— Start of Provided data —
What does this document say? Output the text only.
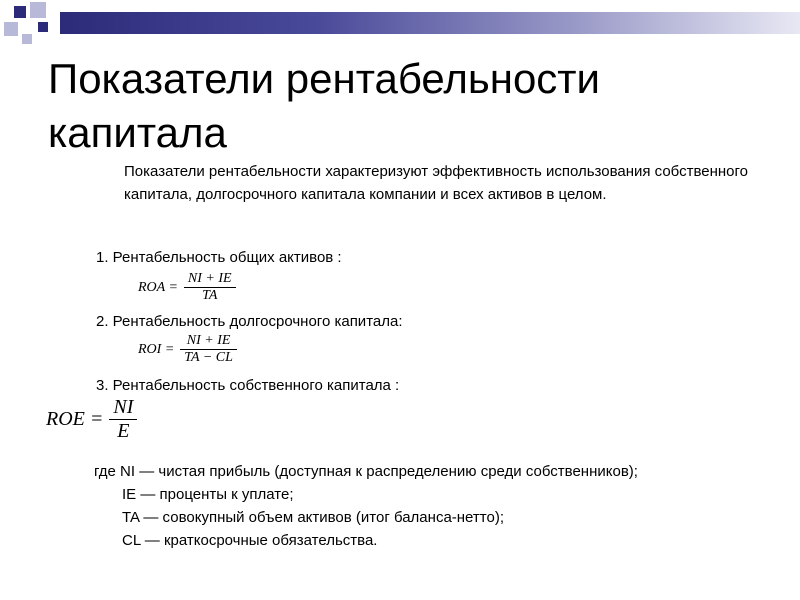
Показатели рентабельности
капитала
Показатели рентабельности характеризуют эффективность использования собственного капитала, долгосрочного капитала компании и всех активов в целом.
1. Рентабельность общих активов :
ROA = $\frac{NI + IE}{TA}$
2. Рентабельность долгосрочного капитала:
ROI = $\frac{NI + IE}{TA - CL}$
3. Рентабельность собственного капитала :
ROE = $\frac{NI}{E}$
где NI — чистая прибыль (доступная к распределению среди собственников);
IE — проценты к уплате;
TA — совокупный объем активов (итог баланса-нетто);
CL — краткосрочные обязательства.
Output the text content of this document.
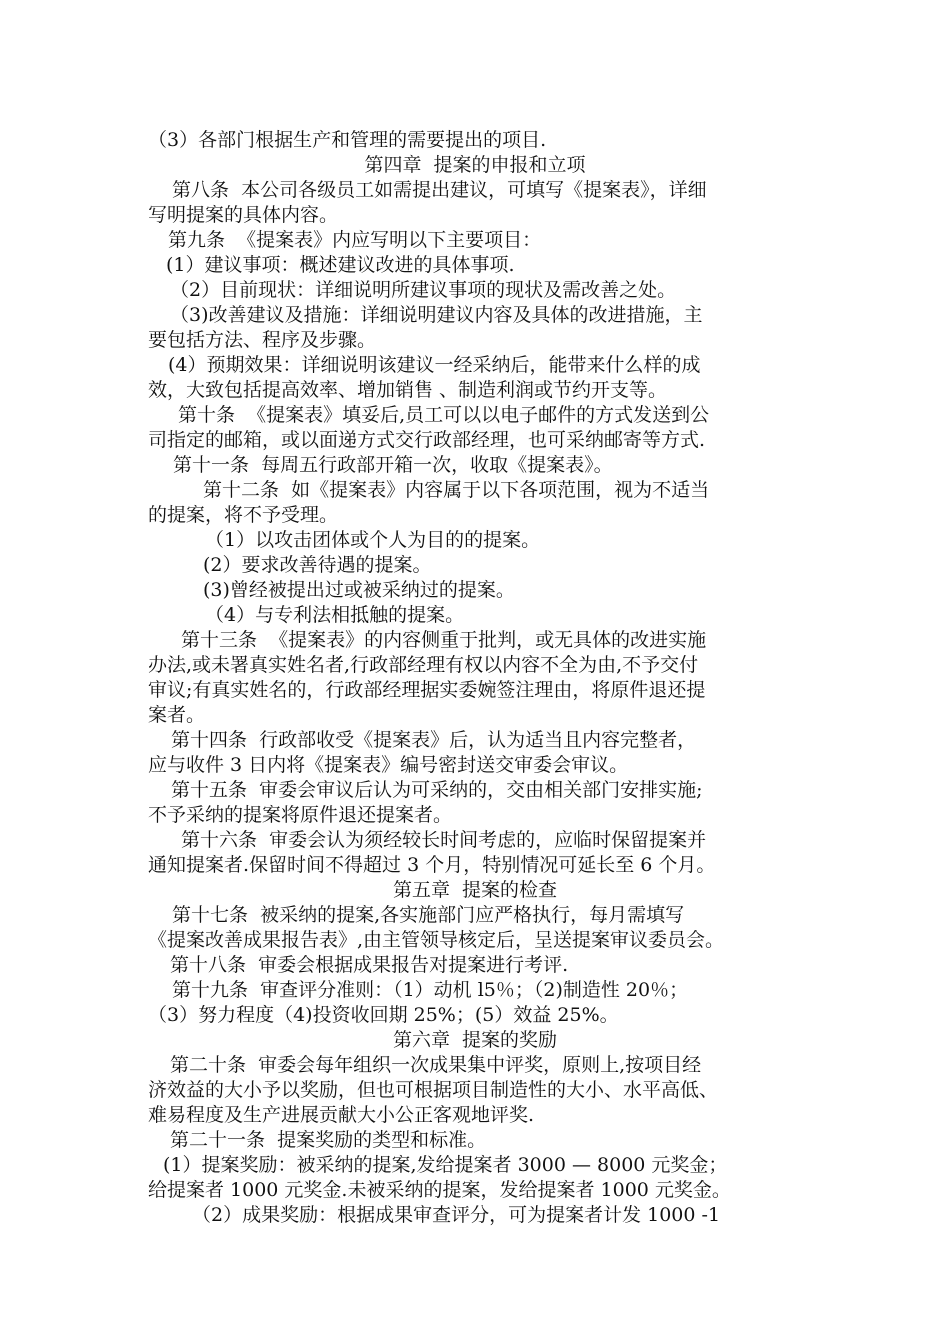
（3）各部门根据生产和管理的需要提出的项目.
第四章  提案的申报和立项
第八条  本公司各级员工如需提出建议，可填写《提案表》，详细
写明提案的具体内容。
第九条  《提案表》内应写明以下主要项目：
(1）建议事项：概述建议改进的具体事项.
（2）目前现状：详细说明所建议事项的现状及需改善之处。
（3)改善建议及措施：详细说明建议内容及具体的改进措施，主
要包括方法、程序及步骤。
(4）预期效果：详细说明该建议一经采纳后，能带来什么样的成
效，大致包括提高效率、增加销售 、制造利润或节约开支等。
第十条  《提案表》填妥后,员工可以以电子邮件的方式发送到公
司指定的邮箱，或以面递方式交行政部经理，也可采纳邮寄等方式.
第十一条  每周五行政部开箱一次，收取《提案表》。
第十二条  如《提案表》内容属于以下各项范围，视为不适当
的提案，将不予受理。
（1）以攻击团体或个人为目的的提案。
(2）要求改善待遇的提案。
(3)曾经被提出过或被采纳过的提案。
（4）与专利法相抵触的提案。
第十三条  《提案表》的内容侧重于批判，或无具体的改进实施
办法,或未署真实姓名者,行政部经理有权以内容不全为由,不予交付
审议;有真实姓名的，行政部经理据实委婉签注理由，将原件退还提
案者。
第十四条  行政部收受《提案表》后，认为适当且内容完整者，
应与收件 3 日内将《提案表》编号密封送交审委会审议。
第十五条  审委会审议后认为可采纳的，交由相关部门安排实施;
不予采纳的提案将原件退还提案者。
第十六条  审委会认为须经较长时间考虑的，应临时保留提案并
通知提案者.保留时间不得超过 3 个月，特别情况可延长至 6 个月。
第五章  提案的检查
第十七条  被采纳的提案,各实施部门应严格执行，每月需填写
《提案改善成果报告表》,由主管领导核定后，呈送提案审议委员会。
第十八条  审委会根据成果报告对提案进行考评.
第十九条  审查评分准则：（1）动机 l5％；（2)制造性 20％；
（3）努力程度（4)投资收回期 25%；(5）效益 25%。
第六章  提案的奖励
第二十条  审委会每年组织一次成果集中评奖，原则上,按项目经
济效益的大小予以奖励，但也可根据项目制造性的大小、水平高低、
难易程度及生产进展贡献大小公正客观地评奖.
第二十一条  提案奖励的类型和标准。
(1）提案奖励：被采纳的提案,发给提案者 3000 — 8000 元奖金；
给提案者 1000 元奖金.未被采纳的提案，发给提案者 1000 元奖金。
（2）成果奖励：根据成果审查评分，可为提案者计发 1000 -1
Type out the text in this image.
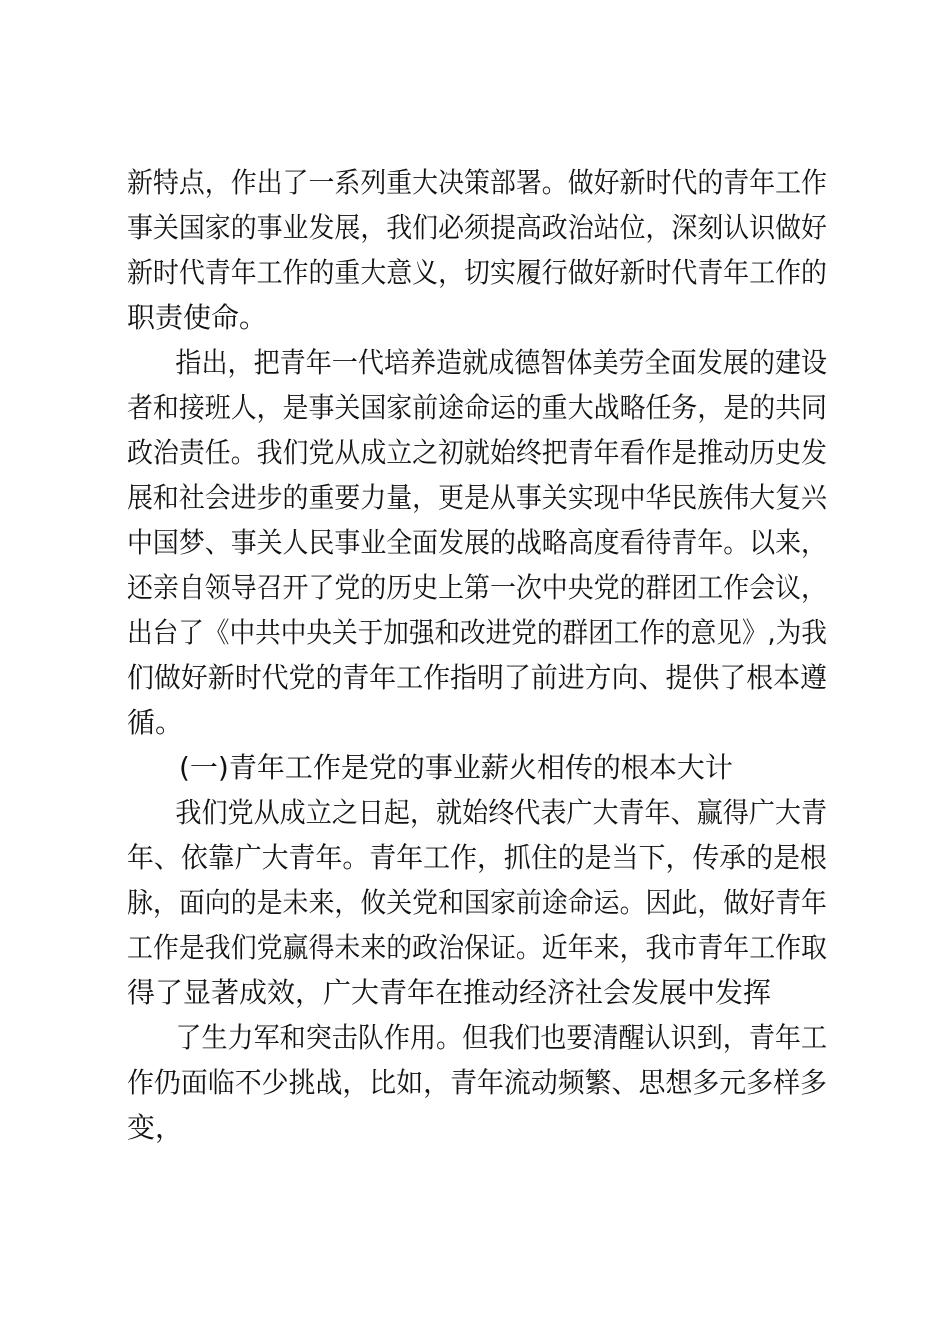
新特点，作出了一系列重大决策部署。做好新时代的青年工作
事关国家的事业发展，我们必须提高政治站位，深刻认识做好
新时代青年工作的重大意义，切实履行做好新时代青年工作的
职责使命。
指出，把青年一代培养造就成德智体美劳全面发展的建设
者和接班人，是事关国家前途命运的重大战略任务，是的共同
政治责任。我们党从成立之初就始终把青年看作是推动历史发
展和社会进步的重要力量，更是从事关实现中华民族伟大复兴
中国梦、事关人民事业全面发展的战略高度看待青年。以来，
还亲自领导召开了党的历史上第一次中央党的群团工作会议，
出台了《中共中央关于加强和改进党的群团工作的意见》,为我
们做好新时代党的青年工作指明了前进方向、提供了根本遵
循。
(一)青年工作是党的事业薪火相传的根本大计
我们党从成立之日起，就始终代表广大青年、赢得广大青
年、依靠广大青年。青年工作，抓住的是当下，传承的是根
脉，面向的是未来，攸关党和国家前途命运。因此，做好青年
工作是我们党赢得未来的政治保证。近年来，我市青年工作取
得了显著成效，广大青年在推动经济社会发展中发挥
了生力军和突击队作用。但我们也要清醒认识到，青年工
作仍面临不少挑战，比如，青年流动频繁、思想多元多样多
变，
— End of Provided data —
▶ What you need to do:
Starting at the line that contains "Type out the text in this image.", retype each line through the final one in the listing, with both ends kept and the pictures omitted.

▶ Answer:
Type out the text in this image.
新特点，作出了一系列重大决策部署。做好新时代的青年工作
事关国家的事业发展，我们必须提高政治站位，深刻认识做好
新时代青年工作的重大意义，切实履行做好新时代青年工作的
职责使命。
指出，把青年一代培养造就成德智体美劳全面发展的建设
者和接班人，是事关国家前途命运的重大战略任务，是的共同
政治责任。我们党从成立之初就始终把青年看作是推动历史发
展和社会进步的重要力量，更是从事关实现中华民族伟大复兴
中国梦、事关人民事业全面发展的战略高度看待青年。以来，
还亲自领导召开了党的历史上第一次中央党的群团工作会议，
出台了《中共中央关于加强和改进党的群团工作的意见》,为我
们做好新时代党的青年工作指明了前进方向、提供了根本遵
循。
(一)青年工作是党的事业薪火相传的根本大计
我们党从成立之日起，就始终代表广大青年、赢得广大青
年、依靠广大青年。青年工作，抓住的是当下，传承的是根
脉，面向的是未来，攸关党和国家前途命运。因此，做好青年
工作是我们党赢得未来的政治保证。近年来，我市青年工作取
得了显著成效，广大青年在推动经济社会发展中发挥
了生力军和突击队作用。但我们也要清醒认识到，青年工
作仍面临不少挑战，比如，青年流动频繁、思想多元多样多
变，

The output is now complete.